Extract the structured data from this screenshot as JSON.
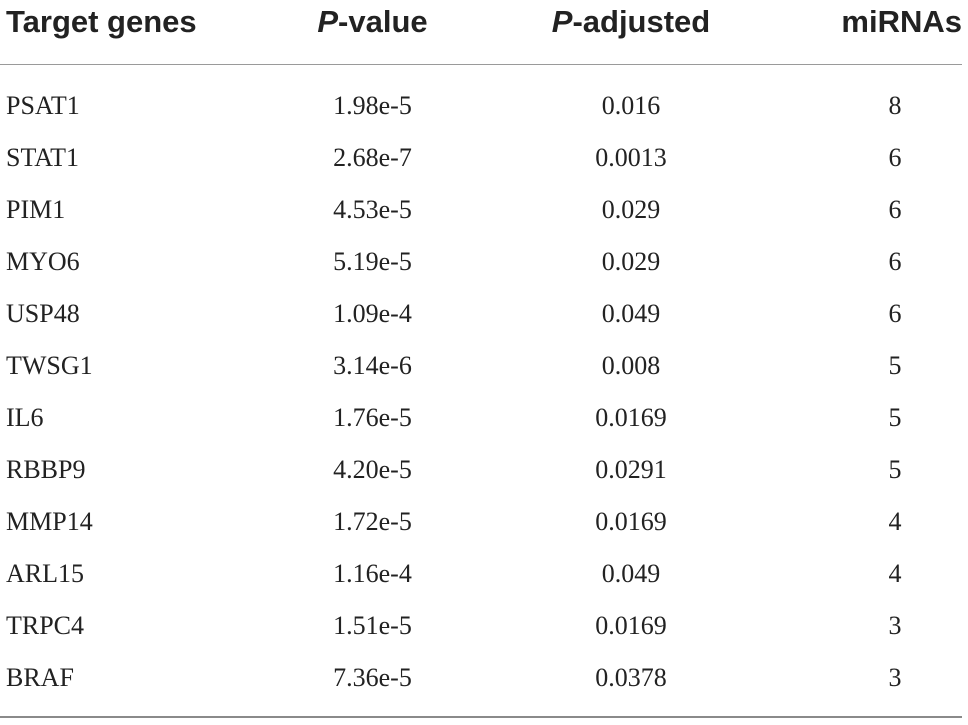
{
  "table": {
    "headers": {
      "gene": "Target genes",
      "pvalue_italic": "P",
      "pvalue_rest": "-value",
      "padj_italic": "P",
      "padj_rest": "-adjusted",
      "mirnas": "miRNAs"
    },
    "rows": [
      {
        "gene": "PSAT1",
        "pvalue": "1.98e-5",
        "padj": "0.016",
        "mirnas": "8"
      },
      {
        "gene": "STAT1",
        "pvalue": "2.68e-7",
        "padj": "0.0013",
        "mirnas": "6"
      },
      {
        "gene": "PIM1",
        "pvalue": "4.53e-5",
        "padj": "0.029",
        "mirnas": "6"
      },
      {
        "gene": "MYO6",
        "pvalue": "5.19e-5",
        "padj": "0.029",
        "mirnas": "6"
      },
      {
        "gene": "USP48",
        "pvalue": "1.09e-4",
        "padj": "0.049",
        "mirnas": "6"
      },
      {
        "gene": "TWSG1",
        "pvalue": "3.14e-6",
        "padj": "0.008",
        "mirnas": "5"
      },
      {
        "gene": "IL6",
        "pvalue": "1.76e-5",
        "padj": "0.0169",
        "mirnas": "5"
      },
      {
        "gene": "RBBP9",
        "pvalue": "4.20e-5",
        "padj": "0.0291",
        "mirnas": "5"
      },
      {
        "gene": "MMP14",
        "pvalue": "1.72e-5",
        "padj": "0.0169",
        "mirnas": "4"
      },
      {
        "gene": "ARL15",
        "pvalue": "1.16e-4",
        "padj": "0.049",
        "mirnas": "4"
      },
      {
        "gene": "TRPC4",
        "pvalue": "1.51e-5",
        "padj": "0.0169",
        "mirnas": "3"
      },
      {
        "gene": "BRAF",
        "pvalue": "7.36e-5",
        "padj": "0.0378",
        "mirnas": "3"
      }
    ]
  }
}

------------------------------

§ **WHAT THIS TASK INVOLVES**
Reproduce the listing above exactly, excluding all pictures.

§ **ANSWER SECTION**
Extract the structured data from this screenshot as JSON.
{
  "table": {
    "headers": {
      "gene": "Target genes",
      "pvalue_italic": "P",
      "pvalue_rest": "-value",
      "padj_italic": "P",
      "padj_rest": "-adjusted",
      "mirnas": "miRNAs"
    },
    "rows": [
      {
        "gene": "PSAT1",
        "pvalue": "1.98e-5",
        "padj": "0.016",
        "mirnas": "8"
      },
      {
        "gene": "STAT1",
        "pvalue": "2.68e-7",
        "padj": "0.0013",
        "mirnas": "6"
      },
      {
        "gene": "PIM1",
        "pvalue": "4.53e-5",
        "padj": "0.029",
        "mirnas": "6"
      },
      {
        "gene": "MYO6",
        "pvalue": "5.19e-5",
        "padj": "0.029",
        "mirnas": "6"
      },
      {
        "gene": "USP48",
        "pvalue": "1.09e-4",
        "padj": "0.049",
        "mirnas": "6"
      },
      {
        "gene": "TWSG1",
        "pvalue": "3.14e-6",
        "padj": "0.008",
        "mirnas": "5"
      },
      {
        "gene": "IL6",
        "pvalue": "1.76e-5",
        "padj": "0.0169",
        "mirnas": "5"
      },
      {
        "gene": "RBBP9",
        "pvalue": "4.20e-5",
        "padj": "0.0291",
        "mirnas": "5"
      },
      {
        "gene": "MMP14",
        "pvalue": "1.72e-5",
        "padj": "0.0169",
        "mirnas": "4"
      },
      {
        "gene": "ARL15",
        "pvalue": "1.16e-4",
        "padj": "0.049",
        "mirnas": "4"
      },
      {
        "gene": "TRPC4",
        "pvalue": "1.51e-5",
        "padj": "0.0169",
        "mirnas": "3"
      },
      {
        "gene": "BRAF",
        "pvalue": "7.36e-5",
        "padj": "0.0378",
        "mirnas": "3"
      }
    ]
  }
}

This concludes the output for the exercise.